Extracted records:
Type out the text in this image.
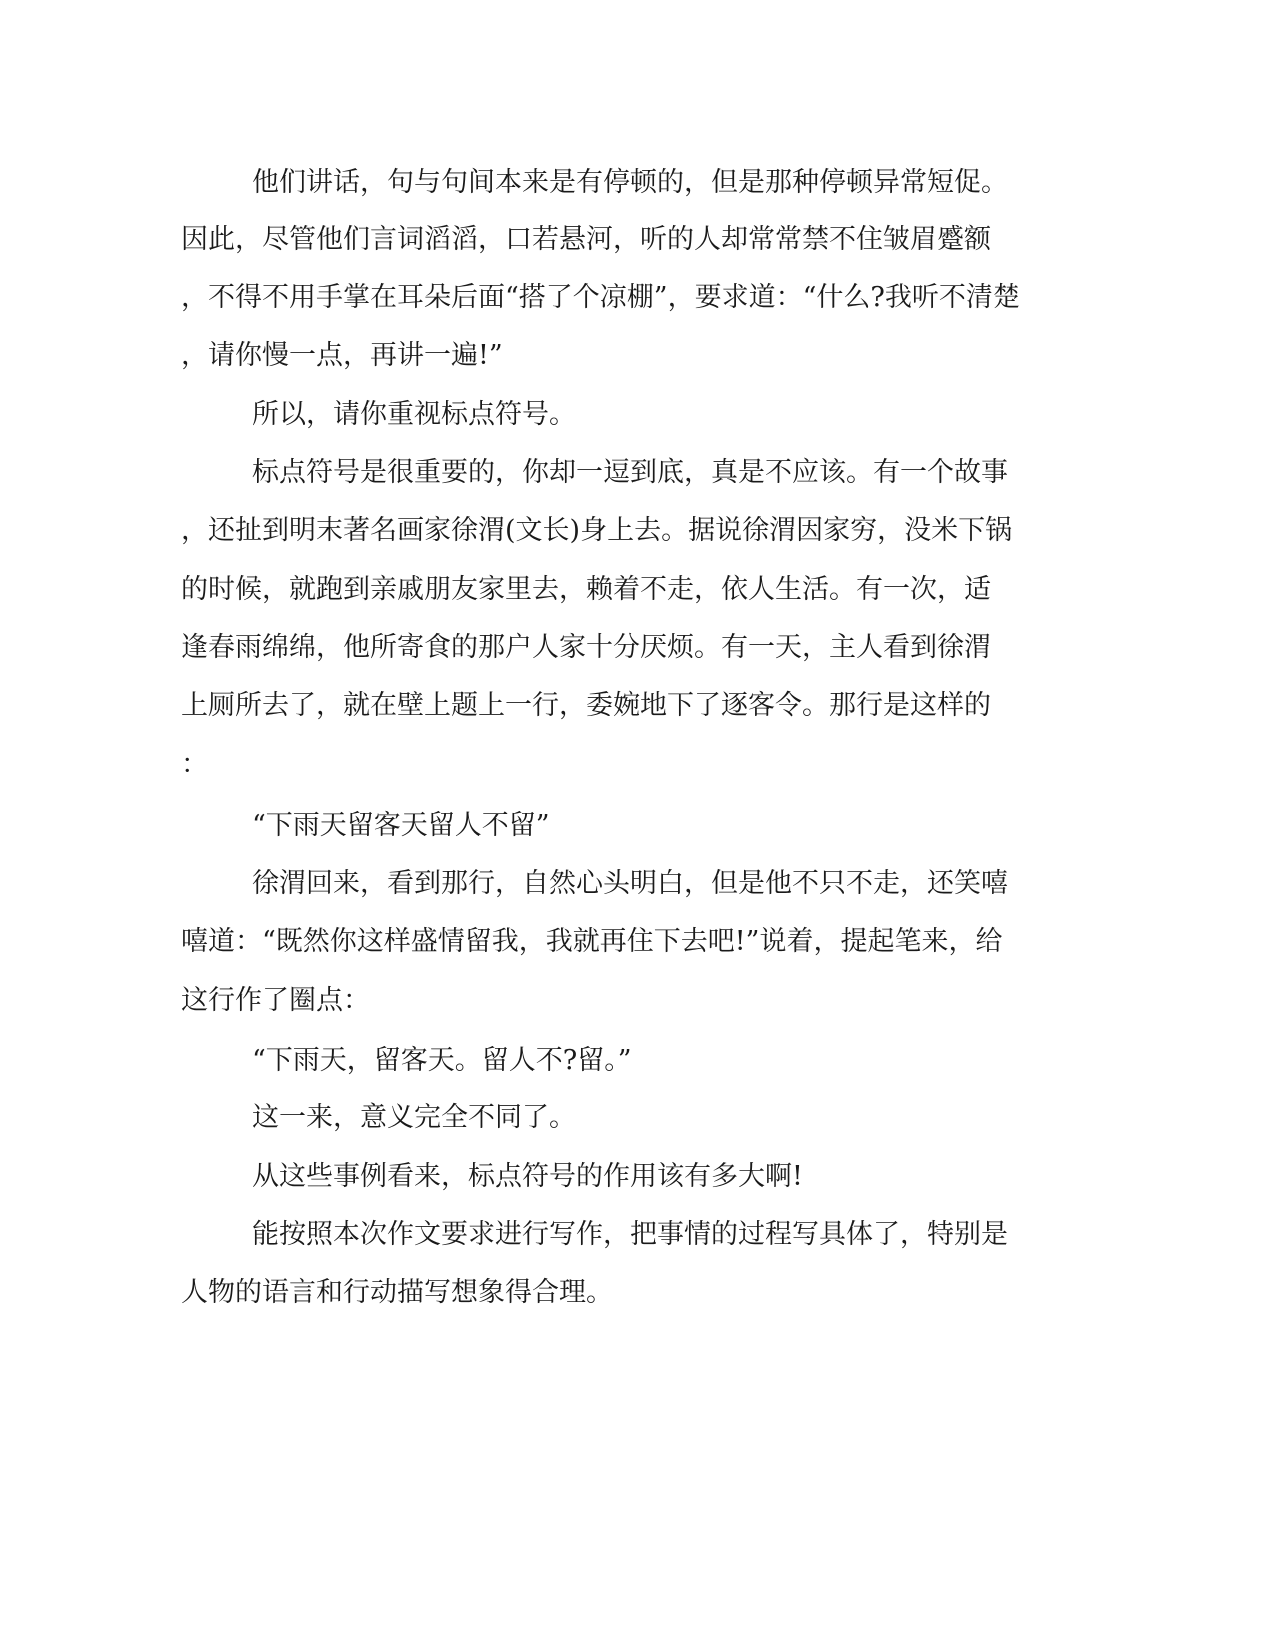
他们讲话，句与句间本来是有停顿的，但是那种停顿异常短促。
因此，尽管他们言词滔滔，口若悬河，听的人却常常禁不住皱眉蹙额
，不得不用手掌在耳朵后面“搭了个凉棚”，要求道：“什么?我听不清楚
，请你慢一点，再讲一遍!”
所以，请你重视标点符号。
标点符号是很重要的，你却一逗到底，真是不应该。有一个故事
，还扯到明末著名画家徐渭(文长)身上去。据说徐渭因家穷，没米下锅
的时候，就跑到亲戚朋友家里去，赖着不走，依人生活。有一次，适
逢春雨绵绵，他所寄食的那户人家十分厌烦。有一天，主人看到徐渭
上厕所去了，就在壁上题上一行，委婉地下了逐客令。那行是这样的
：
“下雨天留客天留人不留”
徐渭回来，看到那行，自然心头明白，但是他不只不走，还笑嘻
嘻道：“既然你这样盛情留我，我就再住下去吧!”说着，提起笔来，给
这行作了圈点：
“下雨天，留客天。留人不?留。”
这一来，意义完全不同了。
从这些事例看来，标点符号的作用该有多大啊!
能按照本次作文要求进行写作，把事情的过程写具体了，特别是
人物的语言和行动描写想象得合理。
--
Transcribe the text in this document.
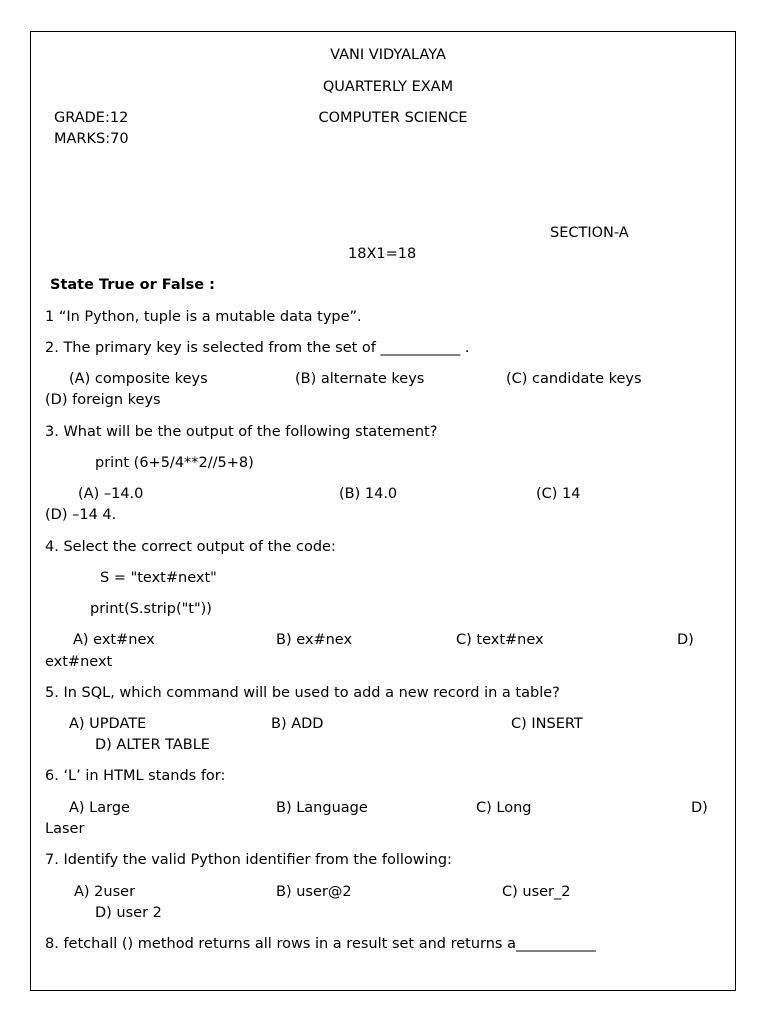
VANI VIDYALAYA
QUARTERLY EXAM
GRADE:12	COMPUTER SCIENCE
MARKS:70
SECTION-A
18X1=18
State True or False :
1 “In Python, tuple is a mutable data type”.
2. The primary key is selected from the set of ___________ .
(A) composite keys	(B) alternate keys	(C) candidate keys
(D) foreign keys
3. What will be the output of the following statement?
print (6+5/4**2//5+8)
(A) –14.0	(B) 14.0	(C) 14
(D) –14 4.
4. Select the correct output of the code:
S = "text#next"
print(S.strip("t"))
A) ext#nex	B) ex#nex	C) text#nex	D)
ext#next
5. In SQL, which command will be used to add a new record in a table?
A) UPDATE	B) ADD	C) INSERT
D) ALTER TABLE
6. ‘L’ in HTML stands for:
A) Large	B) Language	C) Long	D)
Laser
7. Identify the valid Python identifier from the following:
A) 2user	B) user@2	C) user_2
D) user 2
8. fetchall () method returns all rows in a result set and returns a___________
--
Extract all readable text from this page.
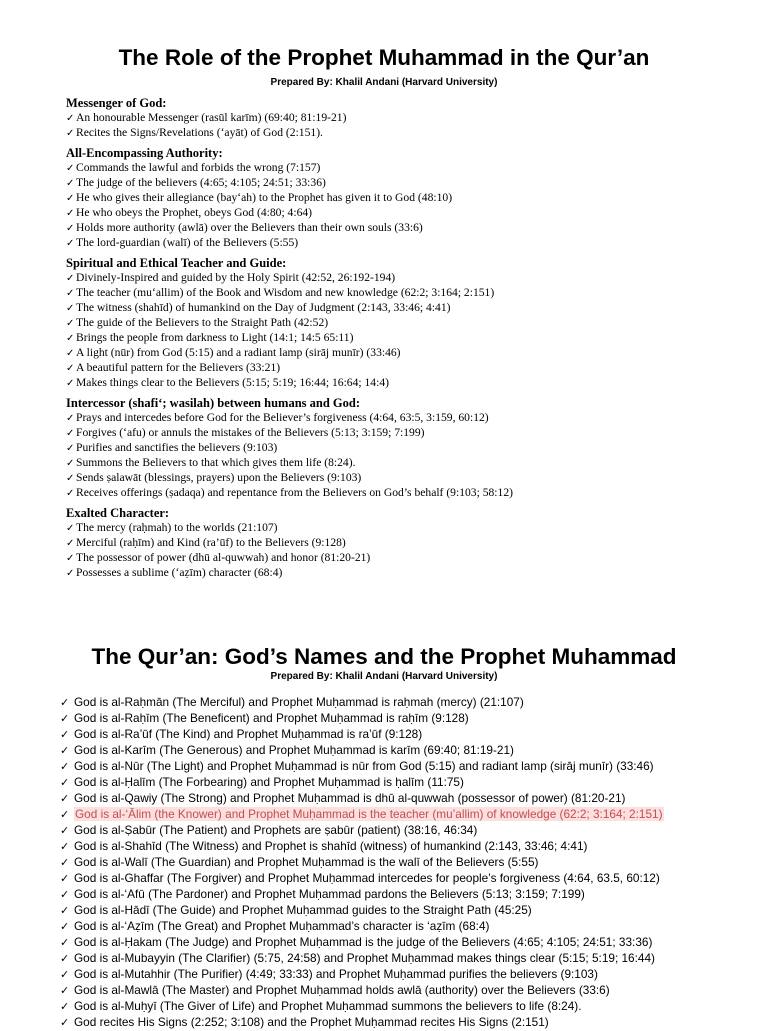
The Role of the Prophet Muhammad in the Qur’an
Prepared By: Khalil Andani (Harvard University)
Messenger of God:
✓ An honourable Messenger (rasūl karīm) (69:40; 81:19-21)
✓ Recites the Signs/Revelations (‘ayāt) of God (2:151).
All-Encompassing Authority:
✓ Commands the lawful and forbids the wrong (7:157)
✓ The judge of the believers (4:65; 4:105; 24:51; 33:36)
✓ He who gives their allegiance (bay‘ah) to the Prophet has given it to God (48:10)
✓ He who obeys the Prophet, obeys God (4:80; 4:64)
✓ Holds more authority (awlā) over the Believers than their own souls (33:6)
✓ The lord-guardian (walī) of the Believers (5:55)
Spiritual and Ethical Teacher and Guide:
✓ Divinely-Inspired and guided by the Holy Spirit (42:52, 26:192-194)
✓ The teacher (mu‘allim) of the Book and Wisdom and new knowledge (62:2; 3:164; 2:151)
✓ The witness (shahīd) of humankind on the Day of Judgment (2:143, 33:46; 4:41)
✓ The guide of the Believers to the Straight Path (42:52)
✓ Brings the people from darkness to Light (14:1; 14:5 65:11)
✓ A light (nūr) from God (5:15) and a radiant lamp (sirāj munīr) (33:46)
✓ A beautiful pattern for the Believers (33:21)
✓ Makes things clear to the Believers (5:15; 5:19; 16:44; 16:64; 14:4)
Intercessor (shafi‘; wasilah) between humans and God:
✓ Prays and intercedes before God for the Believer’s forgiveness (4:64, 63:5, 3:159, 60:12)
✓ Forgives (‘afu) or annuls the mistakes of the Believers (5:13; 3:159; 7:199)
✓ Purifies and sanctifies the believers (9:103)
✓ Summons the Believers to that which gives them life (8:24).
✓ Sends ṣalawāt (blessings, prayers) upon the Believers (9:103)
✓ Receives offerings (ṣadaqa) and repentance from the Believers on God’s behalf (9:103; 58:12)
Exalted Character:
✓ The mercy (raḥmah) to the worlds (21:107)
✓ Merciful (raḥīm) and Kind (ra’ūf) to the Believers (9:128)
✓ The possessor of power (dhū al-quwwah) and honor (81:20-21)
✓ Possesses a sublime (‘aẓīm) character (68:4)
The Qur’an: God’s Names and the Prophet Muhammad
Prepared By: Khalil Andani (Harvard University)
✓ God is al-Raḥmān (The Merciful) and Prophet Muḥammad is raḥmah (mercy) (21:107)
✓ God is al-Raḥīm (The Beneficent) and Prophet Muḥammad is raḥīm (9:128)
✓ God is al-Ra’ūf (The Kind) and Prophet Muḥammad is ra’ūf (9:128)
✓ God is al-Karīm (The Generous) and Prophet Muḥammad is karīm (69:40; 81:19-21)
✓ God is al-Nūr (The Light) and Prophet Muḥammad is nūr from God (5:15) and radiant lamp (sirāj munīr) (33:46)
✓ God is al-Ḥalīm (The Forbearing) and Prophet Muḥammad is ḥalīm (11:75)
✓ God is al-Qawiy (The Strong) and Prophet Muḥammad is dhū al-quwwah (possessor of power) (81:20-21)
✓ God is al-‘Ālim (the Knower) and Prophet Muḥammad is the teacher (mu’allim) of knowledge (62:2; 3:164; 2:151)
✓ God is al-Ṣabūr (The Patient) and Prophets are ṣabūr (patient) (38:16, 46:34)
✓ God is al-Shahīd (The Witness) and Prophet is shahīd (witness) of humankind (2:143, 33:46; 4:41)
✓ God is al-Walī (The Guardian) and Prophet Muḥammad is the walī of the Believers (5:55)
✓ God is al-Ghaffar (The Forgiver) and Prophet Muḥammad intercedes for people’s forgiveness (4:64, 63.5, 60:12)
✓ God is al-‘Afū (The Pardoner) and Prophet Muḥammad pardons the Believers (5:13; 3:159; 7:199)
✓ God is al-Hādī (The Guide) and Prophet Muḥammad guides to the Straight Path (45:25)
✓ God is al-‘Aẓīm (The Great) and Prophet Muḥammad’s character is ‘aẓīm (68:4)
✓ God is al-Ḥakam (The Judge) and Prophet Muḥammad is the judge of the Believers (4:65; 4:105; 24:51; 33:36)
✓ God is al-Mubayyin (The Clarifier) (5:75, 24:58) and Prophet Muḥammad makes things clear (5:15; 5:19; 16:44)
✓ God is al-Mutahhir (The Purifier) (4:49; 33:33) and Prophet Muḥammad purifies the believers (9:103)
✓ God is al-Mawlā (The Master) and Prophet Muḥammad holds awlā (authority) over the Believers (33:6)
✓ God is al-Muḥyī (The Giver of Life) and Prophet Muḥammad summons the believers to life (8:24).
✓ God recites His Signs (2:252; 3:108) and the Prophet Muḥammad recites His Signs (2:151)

— Aim —
Copy out all lines from the material above that contain the string "life".

— Result of this exercise —
✓ Summons the Believers to that which gives them life (8:24).
✓ God is al-Muḥyī (The Giver of Life) and Prophet Muḥammad summons the believers to life (8:24).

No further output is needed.